» Source document
════════════════

Richard (42:46 – 46:03)
I would say before you start the search for a firm to even market your business, you know, I think that for me, and really, I believe for most, you really have to to understand the, the, the people that you need, really protecting you through this process. So, so for me, you know, I believe that, that, you know, your accounting firm and, and, and your attorney and, or an attorney that, that is skilled in, in selling a business and all the nuances that come to that with that is important. So I, for me, I would say, gosh, probably even before you even start, before you even made the final decision, you know, just because there’s so many, you don’t know what you don’t know.

And so, you know, like I said, for me, we started those conversations with our attorney and our accountant, and I was fortunate that my attorney had managed through numerous business transactions and one of his specialties. And, and so, so to me, you really, that’s, that’s almost the starting point. And for me was actually part of what was involved in even deciding to sell, because I didn’t know exactly, you know, I just knew that, hey, you know, around 55, 56, you know, it’d be nice for me to not to, you know, not to be doing this anymore.

But, but it really was, you know, meeting with my attorney and our accountant and really understanding the legality and liability that I had. And even after the sale that I’d still have and, you know, and then re, you know, and even the tax, you know, the tax part of it, you know, when you have accelerated depreciations, you know, and it’s everything that is involved, you know, you go from, hey, we did this much work, we made this much money to all of, you know, just everything that you have to manage through from the, from the legal and tax. So, so for me, I think you got to engage. I would say that, that that’s probably the first people you have to engage even before you do anything, you know, because I think that they can help you understand also, hey, you know, this is where you’re at, you know, this is where you’re actually at, you’re, you might be five years prior to even, you know, being at a place where your business is ready to look at selling.

And I think that if you have the right professionals in that arena, you know, working with that and make sure that your, your business is set, whether it’s, you know, separating personal from business stuff, or, or truly understanding your tax liabilities and, and, or where are there opportunities to, to maybe shift some money around tax-wise and stuff like that. So yeah, I would do that first, for sure.

════════════════

» Given information
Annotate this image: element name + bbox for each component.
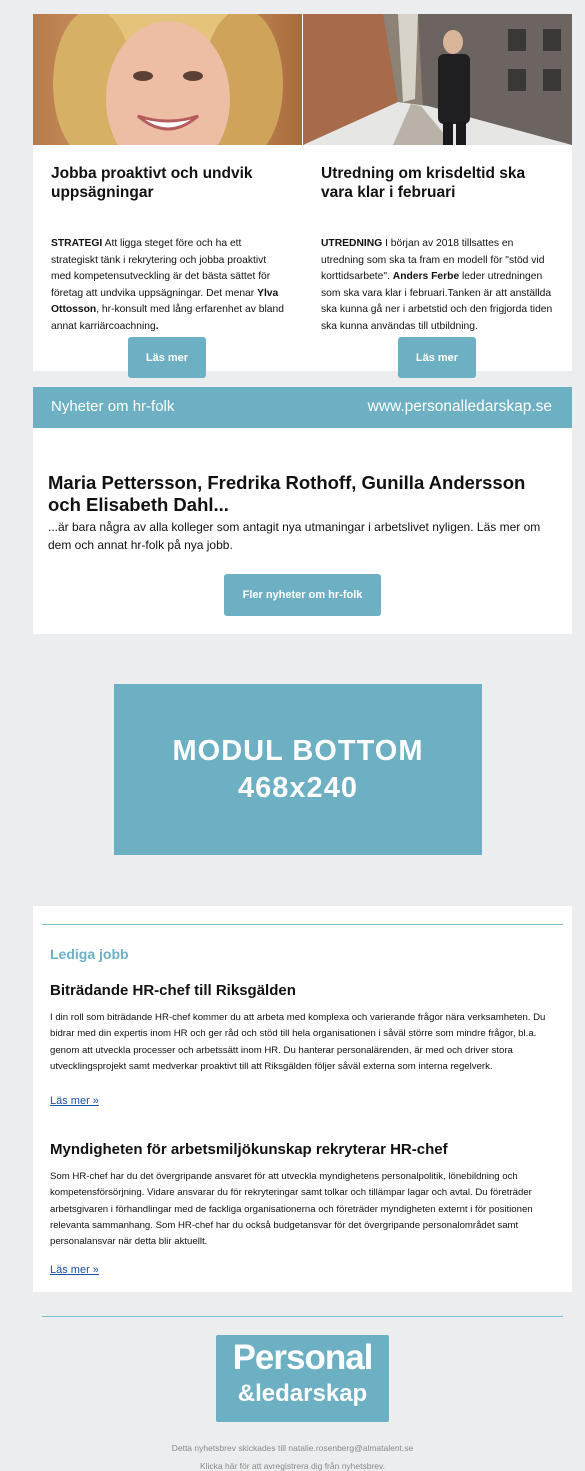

════════════════

» Request
Copy everything in the transcript from "I would say before" down to "you don’t know.", switching "accounting firm" to "bookkeeping firm".

» Complete output
I would say before you start the search for a firm to even market your business, you know, I think that for me, and really, I believe for most, you really have to to understand the, the, the people that you need, really protecting you through this process. So, so for me, you know, I believe that, that, you know, your bookkeeping firm and, and, and your attorney and, or an attorney that, that is skilled in, in selling a business and all the nuances that come to that with that is important. So I, for me, I would say, gosh, probably even before you even start, before you even made the final decision, you know, just because there’s so many, you don’t know what you don’t know.